**Records supplied**
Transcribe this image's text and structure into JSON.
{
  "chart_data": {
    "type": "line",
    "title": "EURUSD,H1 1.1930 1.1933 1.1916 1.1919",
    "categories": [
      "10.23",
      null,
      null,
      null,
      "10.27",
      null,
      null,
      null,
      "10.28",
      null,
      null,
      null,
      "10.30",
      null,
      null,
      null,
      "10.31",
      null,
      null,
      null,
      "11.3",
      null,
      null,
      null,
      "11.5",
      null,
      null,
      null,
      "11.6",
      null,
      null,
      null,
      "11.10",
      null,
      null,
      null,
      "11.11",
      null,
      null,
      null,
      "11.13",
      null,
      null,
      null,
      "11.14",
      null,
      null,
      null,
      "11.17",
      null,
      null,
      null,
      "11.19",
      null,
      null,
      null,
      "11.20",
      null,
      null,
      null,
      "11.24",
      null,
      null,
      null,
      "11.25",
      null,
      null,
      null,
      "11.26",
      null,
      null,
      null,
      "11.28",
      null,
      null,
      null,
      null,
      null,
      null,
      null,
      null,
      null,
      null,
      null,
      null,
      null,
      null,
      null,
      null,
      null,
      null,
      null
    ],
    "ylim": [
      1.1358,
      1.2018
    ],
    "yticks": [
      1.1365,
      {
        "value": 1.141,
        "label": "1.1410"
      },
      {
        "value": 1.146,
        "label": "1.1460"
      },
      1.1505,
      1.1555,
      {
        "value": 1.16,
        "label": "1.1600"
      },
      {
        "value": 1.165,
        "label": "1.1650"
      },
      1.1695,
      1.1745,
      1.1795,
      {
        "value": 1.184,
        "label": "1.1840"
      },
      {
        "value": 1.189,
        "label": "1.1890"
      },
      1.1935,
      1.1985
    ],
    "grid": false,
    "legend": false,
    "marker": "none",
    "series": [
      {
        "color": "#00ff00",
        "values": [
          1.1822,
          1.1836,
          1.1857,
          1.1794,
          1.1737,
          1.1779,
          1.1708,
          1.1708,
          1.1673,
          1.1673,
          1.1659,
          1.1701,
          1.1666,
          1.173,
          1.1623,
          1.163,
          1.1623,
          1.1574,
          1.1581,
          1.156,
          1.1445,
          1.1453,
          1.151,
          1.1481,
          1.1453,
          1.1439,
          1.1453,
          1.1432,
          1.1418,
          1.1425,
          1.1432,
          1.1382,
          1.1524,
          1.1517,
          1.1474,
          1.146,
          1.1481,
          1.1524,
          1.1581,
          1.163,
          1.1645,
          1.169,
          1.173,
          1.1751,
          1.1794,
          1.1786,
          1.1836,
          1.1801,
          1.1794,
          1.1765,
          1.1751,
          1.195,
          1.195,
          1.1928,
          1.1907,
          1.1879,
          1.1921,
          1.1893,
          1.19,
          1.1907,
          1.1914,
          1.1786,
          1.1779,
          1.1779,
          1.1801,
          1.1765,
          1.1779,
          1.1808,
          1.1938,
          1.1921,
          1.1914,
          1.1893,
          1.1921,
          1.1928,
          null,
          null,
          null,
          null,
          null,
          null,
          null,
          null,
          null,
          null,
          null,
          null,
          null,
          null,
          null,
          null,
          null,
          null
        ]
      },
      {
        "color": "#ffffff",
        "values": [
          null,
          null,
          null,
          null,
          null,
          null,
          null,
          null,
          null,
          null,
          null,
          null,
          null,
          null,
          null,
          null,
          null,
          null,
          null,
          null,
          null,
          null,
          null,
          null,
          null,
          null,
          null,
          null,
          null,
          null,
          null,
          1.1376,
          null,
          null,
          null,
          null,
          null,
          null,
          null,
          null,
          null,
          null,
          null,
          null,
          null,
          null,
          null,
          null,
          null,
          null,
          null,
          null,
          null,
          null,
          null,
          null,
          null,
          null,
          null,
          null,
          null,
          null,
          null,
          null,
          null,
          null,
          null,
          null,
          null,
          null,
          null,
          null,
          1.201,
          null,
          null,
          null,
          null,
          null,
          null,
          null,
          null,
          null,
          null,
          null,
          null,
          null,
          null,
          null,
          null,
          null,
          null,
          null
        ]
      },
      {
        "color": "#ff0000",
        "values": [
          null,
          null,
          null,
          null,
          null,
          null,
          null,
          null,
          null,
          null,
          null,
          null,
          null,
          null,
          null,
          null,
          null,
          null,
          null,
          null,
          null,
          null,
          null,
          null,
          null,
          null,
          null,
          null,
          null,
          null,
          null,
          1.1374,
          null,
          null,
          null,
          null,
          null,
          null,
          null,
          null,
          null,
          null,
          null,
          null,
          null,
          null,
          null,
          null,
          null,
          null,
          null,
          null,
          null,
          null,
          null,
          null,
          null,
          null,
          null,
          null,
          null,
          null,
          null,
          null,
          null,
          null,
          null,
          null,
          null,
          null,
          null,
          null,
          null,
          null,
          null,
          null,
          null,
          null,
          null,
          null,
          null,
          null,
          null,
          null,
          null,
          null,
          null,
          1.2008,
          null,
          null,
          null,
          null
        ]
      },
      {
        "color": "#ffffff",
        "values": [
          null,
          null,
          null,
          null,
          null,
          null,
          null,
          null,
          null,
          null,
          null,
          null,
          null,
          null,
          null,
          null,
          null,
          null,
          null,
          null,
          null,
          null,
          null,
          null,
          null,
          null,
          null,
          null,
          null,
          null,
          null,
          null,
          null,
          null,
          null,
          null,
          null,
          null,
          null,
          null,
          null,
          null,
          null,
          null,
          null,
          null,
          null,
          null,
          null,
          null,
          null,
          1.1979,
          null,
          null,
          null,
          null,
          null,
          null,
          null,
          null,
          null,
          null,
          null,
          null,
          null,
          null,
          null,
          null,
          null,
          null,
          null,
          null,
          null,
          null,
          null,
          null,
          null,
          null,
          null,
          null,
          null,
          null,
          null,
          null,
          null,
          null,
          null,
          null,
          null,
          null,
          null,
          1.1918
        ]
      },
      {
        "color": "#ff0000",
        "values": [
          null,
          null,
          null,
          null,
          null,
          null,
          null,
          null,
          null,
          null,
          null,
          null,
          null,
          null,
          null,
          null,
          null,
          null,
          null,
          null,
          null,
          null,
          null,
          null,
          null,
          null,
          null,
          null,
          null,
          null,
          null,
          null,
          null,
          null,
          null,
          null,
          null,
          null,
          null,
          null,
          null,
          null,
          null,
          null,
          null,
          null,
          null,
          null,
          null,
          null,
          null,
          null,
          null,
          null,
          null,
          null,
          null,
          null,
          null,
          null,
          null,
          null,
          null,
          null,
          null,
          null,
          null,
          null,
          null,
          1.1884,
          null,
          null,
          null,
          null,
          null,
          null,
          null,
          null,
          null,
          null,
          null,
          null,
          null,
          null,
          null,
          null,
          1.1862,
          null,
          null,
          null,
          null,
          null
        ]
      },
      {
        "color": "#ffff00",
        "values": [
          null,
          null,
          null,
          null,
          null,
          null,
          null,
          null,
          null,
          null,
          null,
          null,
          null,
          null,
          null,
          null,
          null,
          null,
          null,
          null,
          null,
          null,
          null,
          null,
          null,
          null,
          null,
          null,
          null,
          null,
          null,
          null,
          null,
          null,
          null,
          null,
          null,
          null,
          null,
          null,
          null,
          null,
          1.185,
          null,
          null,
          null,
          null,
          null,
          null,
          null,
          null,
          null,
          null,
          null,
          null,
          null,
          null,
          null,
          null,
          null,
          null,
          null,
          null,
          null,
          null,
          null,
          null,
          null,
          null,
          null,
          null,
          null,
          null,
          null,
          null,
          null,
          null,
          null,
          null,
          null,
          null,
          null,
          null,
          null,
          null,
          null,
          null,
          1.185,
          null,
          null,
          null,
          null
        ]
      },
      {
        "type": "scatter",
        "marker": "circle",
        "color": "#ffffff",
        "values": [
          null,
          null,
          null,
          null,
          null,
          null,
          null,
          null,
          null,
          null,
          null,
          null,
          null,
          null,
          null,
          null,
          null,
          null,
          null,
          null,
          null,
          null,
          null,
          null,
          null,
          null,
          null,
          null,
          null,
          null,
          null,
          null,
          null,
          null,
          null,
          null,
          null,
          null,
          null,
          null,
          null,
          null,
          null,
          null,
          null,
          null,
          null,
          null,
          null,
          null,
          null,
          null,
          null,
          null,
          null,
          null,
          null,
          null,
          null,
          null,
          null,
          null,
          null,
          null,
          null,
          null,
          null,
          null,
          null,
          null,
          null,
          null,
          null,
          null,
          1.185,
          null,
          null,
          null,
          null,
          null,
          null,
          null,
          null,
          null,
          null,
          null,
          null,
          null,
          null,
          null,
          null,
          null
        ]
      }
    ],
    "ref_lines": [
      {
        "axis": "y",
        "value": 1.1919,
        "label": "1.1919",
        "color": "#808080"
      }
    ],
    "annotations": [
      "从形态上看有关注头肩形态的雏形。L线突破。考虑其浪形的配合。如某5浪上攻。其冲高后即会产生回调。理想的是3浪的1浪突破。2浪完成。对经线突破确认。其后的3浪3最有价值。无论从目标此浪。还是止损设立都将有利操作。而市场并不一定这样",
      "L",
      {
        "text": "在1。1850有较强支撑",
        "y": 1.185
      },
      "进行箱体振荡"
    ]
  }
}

**Task statement**
Report how many lines of the entries hold the word "label". Nothing else is needed.

**Solution below**
7